Problem statement:
Pick out the lines below with "style" and list them.

Supplied records:
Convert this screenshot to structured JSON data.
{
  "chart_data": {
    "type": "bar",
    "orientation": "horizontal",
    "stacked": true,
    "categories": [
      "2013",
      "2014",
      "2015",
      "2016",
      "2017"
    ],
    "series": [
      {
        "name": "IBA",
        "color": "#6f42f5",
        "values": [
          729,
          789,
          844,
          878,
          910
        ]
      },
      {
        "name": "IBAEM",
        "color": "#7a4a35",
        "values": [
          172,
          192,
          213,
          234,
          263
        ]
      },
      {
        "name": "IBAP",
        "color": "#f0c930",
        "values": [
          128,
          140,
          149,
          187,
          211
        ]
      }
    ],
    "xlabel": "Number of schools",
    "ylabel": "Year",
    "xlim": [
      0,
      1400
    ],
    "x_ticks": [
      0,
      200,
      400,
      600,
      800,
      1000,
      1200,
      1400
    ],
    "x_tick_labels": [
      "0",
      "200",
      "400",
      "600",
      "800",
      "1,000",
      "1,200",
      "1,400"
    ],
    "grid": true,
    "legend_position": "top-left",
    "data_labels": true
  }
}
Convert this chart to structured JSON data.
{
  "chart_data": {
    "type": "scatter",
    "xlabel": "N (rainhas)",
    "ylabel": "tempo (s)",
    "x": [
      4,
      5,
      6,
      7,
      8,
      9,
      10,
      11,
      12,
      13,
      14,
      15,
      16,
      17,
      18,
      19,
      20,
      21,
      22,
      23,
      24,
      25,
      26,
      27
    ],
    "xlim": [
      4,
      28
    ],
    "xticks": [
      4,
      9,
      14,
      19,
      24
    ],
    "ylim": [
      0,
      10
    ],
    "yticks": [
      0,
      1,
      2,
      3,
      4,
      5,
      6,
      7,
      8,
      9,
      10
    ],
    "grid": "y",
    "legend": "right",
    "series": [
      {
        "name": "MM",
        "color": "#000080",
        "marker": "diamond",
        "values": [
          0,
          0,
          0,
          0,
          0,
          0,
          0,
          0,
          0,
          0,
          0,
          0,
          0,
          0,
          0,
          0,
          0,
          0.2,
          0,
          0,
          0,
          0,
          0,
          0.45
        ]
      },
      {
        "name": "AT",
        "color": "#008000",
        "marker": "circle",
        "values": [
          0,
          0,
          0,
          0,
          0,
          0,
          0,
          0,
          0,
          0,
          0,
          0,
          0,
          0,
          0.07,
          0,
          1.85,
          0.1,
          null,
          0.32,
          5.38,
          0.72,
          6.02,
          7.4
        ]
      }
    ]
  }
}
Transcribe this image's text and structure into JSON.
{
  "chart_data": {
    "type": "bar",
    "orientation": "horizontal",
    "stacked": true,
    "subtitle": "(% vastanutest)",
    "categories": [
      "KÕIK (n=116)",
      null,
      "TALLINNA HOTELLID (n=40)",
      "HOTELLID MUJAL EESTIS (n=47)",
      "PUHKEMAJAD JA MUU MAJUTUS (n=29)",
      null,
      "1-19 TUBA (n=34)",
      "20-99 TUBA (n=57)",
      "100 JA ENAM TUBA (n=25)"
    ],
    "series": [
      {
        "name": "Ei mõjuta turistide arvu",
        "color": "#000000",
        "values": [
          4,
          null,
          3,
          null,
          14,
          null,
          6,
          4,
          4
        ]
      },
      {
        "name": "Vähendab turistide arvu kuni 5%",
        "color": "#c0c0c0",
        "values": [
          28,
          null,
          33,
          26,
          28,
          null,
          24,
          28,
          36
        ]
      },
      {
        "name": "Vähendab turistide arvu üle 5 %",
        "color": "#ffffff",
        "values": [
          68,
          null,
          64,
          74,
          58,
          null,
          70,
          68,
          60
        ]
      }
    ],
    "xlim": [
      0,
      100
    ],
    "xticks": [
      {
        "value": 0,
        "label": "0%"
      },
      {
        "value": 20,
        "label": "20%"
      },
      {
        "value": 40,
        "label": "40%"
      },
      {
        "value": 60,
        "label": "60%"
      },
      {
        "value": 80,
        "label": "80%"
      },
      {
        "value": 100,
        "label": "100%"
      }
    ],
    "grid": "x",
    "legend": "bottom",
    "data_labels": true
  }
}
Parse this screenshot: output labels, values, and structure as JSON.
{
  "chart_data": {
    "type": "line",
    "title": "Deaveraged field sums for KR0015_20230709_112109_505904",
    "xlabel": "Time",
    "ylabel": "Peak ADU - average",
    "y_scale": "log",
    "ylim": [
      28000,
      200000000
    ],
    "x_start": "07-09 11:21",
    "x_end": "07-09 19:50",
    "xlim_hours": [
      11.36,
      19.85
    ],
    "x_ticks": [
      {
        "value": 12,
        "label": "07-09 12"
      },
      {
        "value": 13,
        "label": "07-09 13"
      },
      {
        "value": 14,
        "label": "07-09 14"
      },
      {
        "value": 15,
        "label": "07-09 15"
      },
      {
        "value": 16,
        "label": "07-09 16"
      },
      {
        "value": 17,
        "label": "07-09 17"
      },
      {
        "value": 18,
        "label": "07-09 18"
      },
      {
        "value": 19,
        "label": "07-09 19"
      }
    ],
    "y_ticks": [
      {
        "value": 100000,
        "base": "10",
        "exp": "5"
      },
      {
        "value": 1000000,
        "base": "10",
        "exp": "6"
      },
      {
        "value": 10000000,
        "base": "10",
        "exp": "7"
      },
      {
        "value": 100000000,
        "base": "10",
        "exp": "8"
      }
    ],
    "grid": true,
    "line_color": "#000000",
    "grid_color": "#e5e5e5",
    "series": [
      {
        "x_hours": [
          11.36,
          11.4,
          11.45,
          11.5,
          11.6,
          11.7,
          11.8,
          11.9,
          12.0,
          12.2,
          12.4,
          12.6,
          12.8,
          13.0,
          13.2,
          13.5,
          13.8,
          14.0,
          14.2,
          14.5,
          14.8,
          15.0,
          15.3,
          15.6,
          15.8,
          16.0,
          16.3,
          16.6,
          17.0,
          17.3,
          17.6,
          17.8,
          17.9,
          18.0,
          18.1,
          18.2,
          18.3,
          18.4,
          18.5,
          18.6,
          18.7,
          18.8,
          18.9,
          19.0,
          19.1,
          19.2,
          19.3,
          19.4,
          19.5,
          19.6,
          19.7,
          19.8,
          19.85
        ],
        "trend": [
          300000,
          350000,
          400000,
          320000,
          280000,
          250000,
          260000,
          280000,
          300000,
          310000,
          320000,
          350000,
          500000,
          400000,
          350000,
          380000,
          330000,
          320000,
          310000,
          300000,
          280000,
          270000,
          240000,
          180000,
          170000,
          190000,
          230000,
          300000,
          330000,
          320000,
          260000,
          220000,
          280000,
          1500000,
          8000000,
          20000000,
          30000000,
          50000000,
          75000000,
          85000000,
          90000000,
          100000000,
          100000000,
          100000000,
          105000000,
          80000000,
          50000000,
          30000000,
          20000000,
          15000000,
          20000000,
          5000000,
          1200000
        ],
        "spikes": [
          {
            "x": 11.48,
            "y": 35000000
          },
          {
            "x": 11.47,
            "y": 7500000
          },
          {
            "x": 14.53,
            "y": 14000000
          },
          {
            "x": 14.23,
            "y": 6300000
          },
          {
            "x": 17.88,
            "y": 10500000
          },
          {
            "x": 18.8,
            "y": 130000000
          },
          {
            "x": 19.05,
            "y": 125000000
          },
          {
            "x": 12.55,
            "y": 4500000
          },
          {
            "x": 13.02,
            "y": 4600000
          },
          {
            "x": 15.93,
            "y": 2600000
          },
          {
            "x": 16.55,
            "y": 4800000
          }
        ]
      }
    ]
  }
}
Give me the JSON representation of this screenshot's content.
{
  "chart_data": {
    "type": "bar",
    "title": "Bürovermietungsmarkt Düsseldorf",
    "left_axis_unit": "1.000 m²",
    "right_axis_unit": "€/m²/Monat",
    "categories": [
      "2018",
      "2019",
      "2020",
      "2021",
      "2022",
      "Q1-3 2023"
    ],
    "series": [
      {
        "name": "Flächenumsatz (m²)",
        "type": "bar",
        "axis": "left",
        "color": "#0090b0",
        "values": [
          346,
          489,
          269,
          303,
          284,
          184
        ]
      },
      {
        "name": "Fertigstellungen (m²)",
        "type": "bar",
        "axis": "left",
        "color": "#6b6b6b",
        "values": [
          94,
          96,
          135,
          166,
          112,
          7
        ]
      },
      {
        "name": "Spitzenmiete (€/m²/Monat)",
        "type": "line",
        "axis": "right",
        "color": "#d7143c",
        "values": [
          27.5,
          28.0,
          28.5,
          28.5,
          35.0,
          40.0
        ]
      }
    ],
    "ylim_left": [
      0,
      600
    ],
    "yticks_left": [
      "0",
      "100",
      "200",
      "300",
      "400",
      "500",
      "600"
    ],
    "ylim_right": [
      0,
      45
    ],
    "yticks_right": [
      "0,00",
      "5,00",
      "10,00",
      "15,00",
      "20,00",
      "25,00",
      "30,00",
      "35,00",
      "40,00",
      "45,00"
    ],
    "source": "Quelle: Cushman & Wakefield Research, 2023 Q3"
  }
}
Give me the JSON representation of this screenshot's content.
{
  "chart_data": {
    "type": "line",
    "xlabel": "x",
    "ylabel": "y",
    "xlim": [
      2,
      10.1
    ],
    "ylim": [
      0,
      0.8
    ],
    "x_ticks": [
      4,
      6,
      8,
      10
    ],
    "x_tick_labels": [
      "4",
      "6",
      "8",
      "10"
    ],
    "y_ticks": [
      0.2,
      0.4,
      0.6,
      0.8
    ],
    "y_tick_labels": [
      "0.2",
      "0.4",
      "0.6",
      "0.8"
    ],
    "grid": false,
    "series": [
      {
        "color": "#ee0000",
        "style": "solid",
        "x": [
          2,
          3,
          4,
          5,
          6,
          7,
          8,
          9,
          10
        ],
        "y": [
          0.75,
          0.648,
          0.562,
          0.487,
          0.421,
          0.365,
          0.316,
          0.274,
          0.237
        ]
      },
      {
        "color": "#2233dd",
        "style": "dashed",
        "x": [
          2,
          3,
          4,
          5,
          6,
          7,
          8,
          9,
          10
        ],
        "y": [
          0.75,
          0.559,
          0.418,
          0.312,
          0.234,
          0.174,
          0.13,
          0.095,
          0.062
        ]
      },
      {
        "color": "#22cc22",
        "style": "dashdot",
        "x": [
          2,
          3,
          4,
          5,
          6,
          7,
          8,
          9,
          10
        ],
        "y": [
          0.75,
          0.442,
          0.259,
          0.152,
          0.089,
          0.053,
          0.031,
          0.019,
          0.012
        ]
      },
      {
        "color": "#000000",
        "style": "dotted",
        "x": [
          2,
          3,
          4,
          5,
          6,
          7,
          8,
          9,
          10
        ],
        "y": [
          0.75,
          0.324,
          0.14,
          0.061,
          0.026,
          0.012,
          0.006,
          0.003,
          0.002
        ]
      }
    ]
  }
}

Reply:
        "style": "solid",
        "style": "dashed",
        "style": "dashdot",
        "style": "dotted",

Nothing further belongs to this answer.